Set problem:
Examine the entries and show every line in which the word "this" is found.

## start Exercise data

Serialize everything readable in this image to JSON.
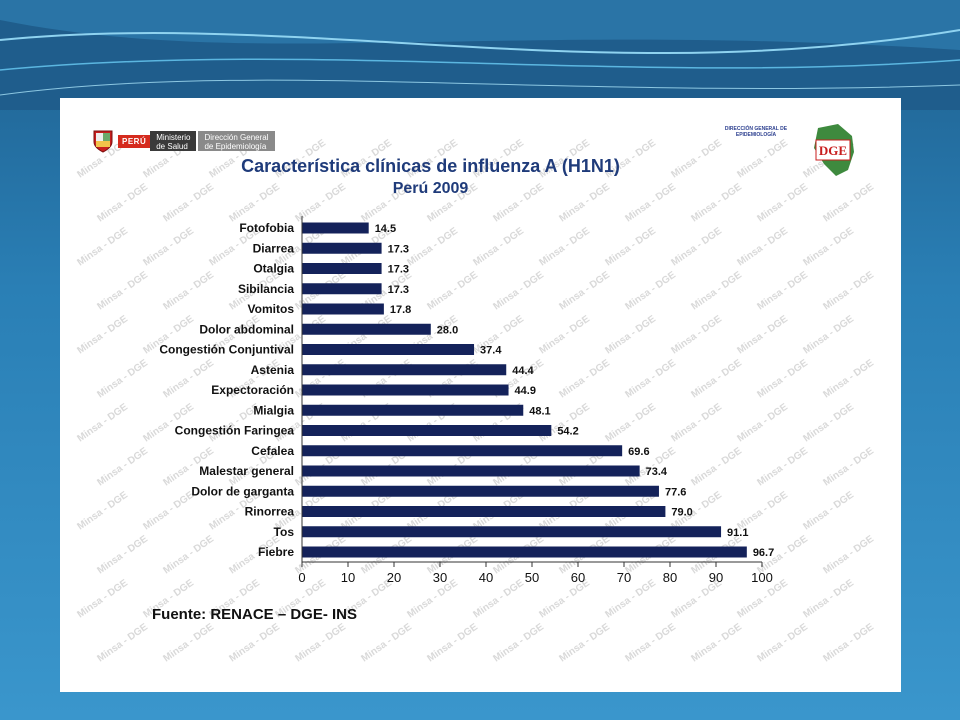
{
  "header": {
    "gov_tag": "PERÚ",
    "ministry_line1": "Ministerio",
    "ministry_line2": "de Salud",
    "directorate_line1": "Dirección General",
    "directorate_line2": "de Epidemiología",
    "right_logo_line1": "DIRECCIÓN GENERAL DE",
    "right_logo_line2": "EPIDEMIOLOGÍA",
    "right_logo_mark": "DGE"
  },
  "watermark": "Minsa - DGE",
  "chart_data": {
    "type": "bar",
    "orientation": "horizontal",
    "title": "Característica clínicas de influenza A (H1N1)",
    "subtitle": "Perú 2009",
    "categories": [
      "Fotofobia",
      "Diarrea",
      "Otalgia",
      "Sibilancia",
      "Vomitos",
      "Dolor abdominal",
      "Congestión Conjuntival",
      "Astenia",
      "Expectoración",
      "Mialgia",
      "Congestión Faringea",
      "Cefalea",
      "Malestar general",
      "Dolor de garganta",
      "Rinorrea",
      "Tos",
      "Fiebre"
    ],
    "values": [
      14.5,
      17.3,
      17.3,
      17.3,
      17.8,
      28.0,
      37.4,
      44.4,
      44.9,
      48.1,
      54.2,
      69.6,
      73.4,
      77.6,
      79.0,
      91.1,
      96.7
    ],
    "value_labels": [
      "14.5",
      "17.3",
      "17.3",
      "17.3",
      "17.8",
      "28.0",
      "37.4",
      "44.4",
      "44.9",
      "48.1",
      "54.2",
      "69.6",
      "73.4",
      "77.6",
      "79.0",
      "91.1",
      "96.7"
    ],
    "xlim": [
      0,
      100
    ],
    "xticks": [
      "0",
      "10",
      "20",
      "30",
      "40",
      "50",
      "60",
      "70",
      "80",
      "90",
      "100"
    ],
    "bar_color": "#14225a",
    "grid": false
  },
  "source": "Fuente: RENACE – DGE- INS"
}
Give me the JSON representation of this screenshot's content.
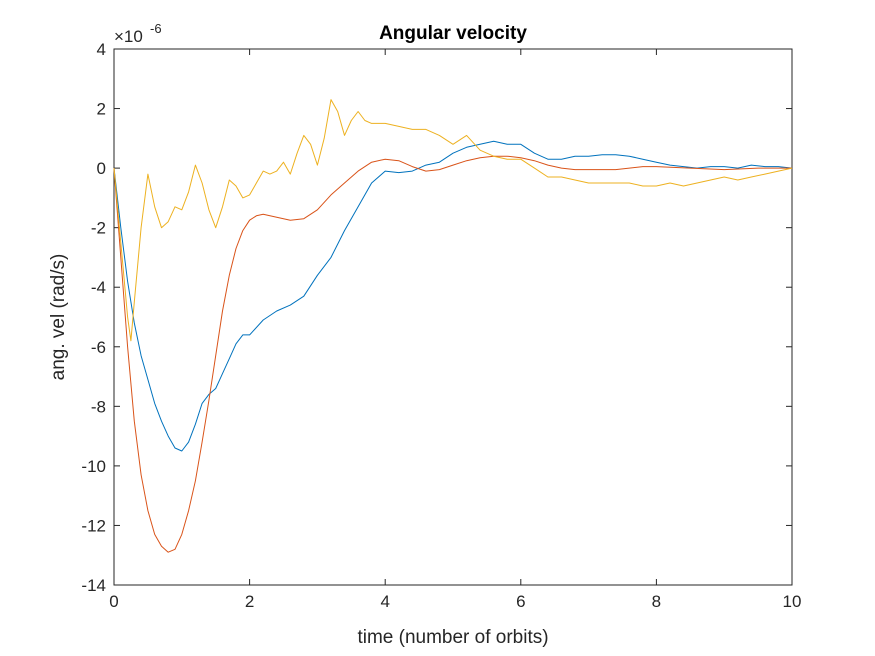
{
  "chart_data": {
    "type": "line",
    "title": "Angular velocity",
    "xlabel": "time (number of orbits)",
    "ylabel": "ang. vel (rad/s)",
    "y_exponent_label": "×10",
    "y_exponent_power": "-6",
    "xlim": [
      0,
      10
    ],
    "ylim": [
      -14,
      4
    ],
    "x_ticks": [
      0,
      2,
      4,
      6,
      8,
      10
    ],
    "x_tick_labels": [
      "0",
      "2",
      "4",
      "6",
      "8",
      "10"
    ],
    "y_ticks": [
      4,
      2,
      0,
      -2,
      -4,
      -6,
      -8,
      -10,
      -12,
      -14
    ],
    "y_tick_labels": [
      "4",
      "2",
      "0",
      "-2",
      "-4",
      "-6",
      "-8",
      "-10",
      "-12",
      "-14"
    ],
    "grid": false,
    "series": [
      {
        "color": "#0072BD",
        "x": [
          0,
          0.1,
          0.2,
          0.3,
          0.4,
          0.5,
          0.6,
          0.7,
          0.8,
          0.9,
          1.0,
          1.1,
          1.2,
          1.3,
          1.4,
          1.5,
          1.6,
          1.7,
          1.8,
          1.9,
          2.0,
          2.2,
          2.4,
          2.6,
          2.8,
          3.0,
          3.2,
          3.4,
          3.6,
          3.8,
          4.0,
          4.2,
          4.4,
          4.6,
          4.8,
          5.0,
          5.2,
          5.4,
          5.6,
          5.8,
          6.0,
          6.2,
          6.4,
          6.6,
          6.8,
          7.0,
          7.2,
          7.4,
          7.6,
          7.8,
          8.0,
          8.2,
          8.4,
          8.6,
          8.8,
          9.0,
          9.2,
          9.4,
          9.6,
          9.8,
          10.0
        ],
        "y": [
          0,
          -2.0,
          -3.8,
          -5.2,
          -6.3,
          -7.1,
          -7.9,
          -8.5,
          -9.0,
          -9.4,
          -9.5,
          -9.2,
          -8.6,
          -7.9,
          -7.6,
          -7.4,
          -6.9,
          -6.4,
          -5.9,
          -5.6,
          -5.6,
          -5.1,
          -4.8,
          -4.6,
          -4.3,
          -3.6,
          -3.0,
          -2.1,
          -1.3,
          -0.5,
          -0.1,
          -0.15,
          -0.1,
          0.1,
          0.2,
          0.5,
          0.7,
          0.8,
          0.9,
          0.8,
          0.8,
          0.5,
          0.3,
          0.3,
          0.4,
          0.4,
          0.45,
          0.45,
          0.4,
          0.3,
          0.2,
          0.1,
          0.05,
          0.0,
          0.05,
          0.05,
          0.0,
          0.1,
          0.05,
          0.05,
          0.0
        ]
      },
      {
        "color": "#D95319",
        "x": [
          0,
          0.1,
          0.2,
          0.3,
          0.4,
          0.5,
          0.6,
          0.7,
          0.8,
          0.9,
          1.0,
          1.1,
          1.2,
          1.3,
          1.4,
          1.5,
          1.6,
          1.7,
          1.8,
          1.9,
          2.0,
          2.1,
          2.2,
          2.4,
          2.6,
          2.8,
          3.0,
          3.2,
          3.4,
          3.6,
          3.8,
          4.0,
          4.2,
          4.4,
          4.6,
          4.8,
          5.0,
          5.2,
          5.4,
          5.6,
          5.8,
          6.0,
          6.2,
          6.4,
          6.6,
          6.8,
          7.0,
          7.2,
          7.4,
          7.6,
          7.8,
          8.0,
          8.5,
          9.0,
          9.5,
          10.0
        ],
        "y": [
          0,
          -3.0,
          -6.0,
          -8.5,
          -10.3,
          -11.5,
          -12.3,
          -12.7,
          -12.9,
          -12.8,
          -12.3,
          -11.5,
          -10.5,
          -9.2,
          -7.8,
          -6.3,
          -4.8,
          -3.6,
          -2.7,
          -2.1,
          -1.75,
          -1.6,
          -1.55,
          -1.65,
          -1.75,
          -1.7,
          -1.4,
          -0.9,
          -0.5,
          -0.1,
          0.2,
          0.3,
          0.25,
          0.05,
          -0.1,
          -0.05,
          0.1,
          0.25,
          0.35,
          0.4,
          0.4,
          0.35,
          0.25,
          0.1,
          0.0,
          -0.05,
          -0.05,
          -0.05,
          -0.05,
          0.0,
          0.05,
          0.05,
          0.0,
          -0.05,
          0.0,
          0.0
        ]
      },
      {
        "color": "#EDB120",
        "x": [
          0,
          0.1,
          0.2,
          0.25,
          0.3,
          0.4,
          0.5,
          0.6,
          0.7,
          0.8,
          0.9,
          1.0,
          1.1,
          1.2,
          1.3,
          1.4,
          1.5,
          1.6,
          1.7,
          1.8,
          1.9,
          2.0,
          2.1,
          2.2,
          2.3,
          2.4,
          2.5,
          2.6,
          2.7,
          2.8,
          2.9,
          3.0,
          3.1,
          3.2,
          3.3,
          3.4,
          3.5,
          3.6,
          3.7,
          3.8,
          3.9,
          4.0,
          4.2,
          4.4,
          4.6,
          4.8,
          5.0,
          5.2,
          5.4,
          5.6,
          5.8,
          6.0,
          6.2,
          6.4,
          6.6,
          6.8,
          7.0,
          7.2,
          7.4,
          7.6,
          7.8,
          8.0,
          8.2,
          8.4,
          8.6,
          8.8,
          9.0,
          9.2,
          9.4,
          9.6,
          9.8,
          10.0
        ],
        "y": [
          0,
          -2.5,
          -5.0,
          -5.8,
          -4.5,
          -2.0,
          -0.2,
          -1.3,
          -2.0,
          -1.8,
          -1.3,
          -1.4,
          -0.8,
          0.1,
          -0.5,
          -1.4,
          -2.0,
          -1.3,
          -0.4,
          -0.6,
          -1.0,
          -0.9,
          -0.5,
          -0.1,
          -0.2,
          -0.1,
          0.2,
          -0.2,
          0.5,
          1.1,
          0.8,
          0.1,
          1.0,
          2.3,
          1.9,
          1.1,
          1.6,
          1.9,
          1.6,
          1.5,
          1.5,
          1.5,
          1.4,
          1.3,
          1.3,
          1.1,
          0.8,
          1.1,
          0.6,
          0.4,
          0.3,
          0.3,
          0.0,
          -0.3,
          -0.3,
          -0.4,
          -0.5,
          -0.5,
          -0.5,
          -0.5,
          -0.6,
          -0.6,
          -0.5,
          -0.6,
          -0.5,
          -0.4,
          -0.3,
          -0.4,
          -0.3,
          -0.2,
          -0.1,
          0.0
        ]
      }
    ]
  }
}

## end Exercise data

Solution to the exercise:
Serialize everything readable in this image to JSON.
Give me the JSON representation of this screenshot's content.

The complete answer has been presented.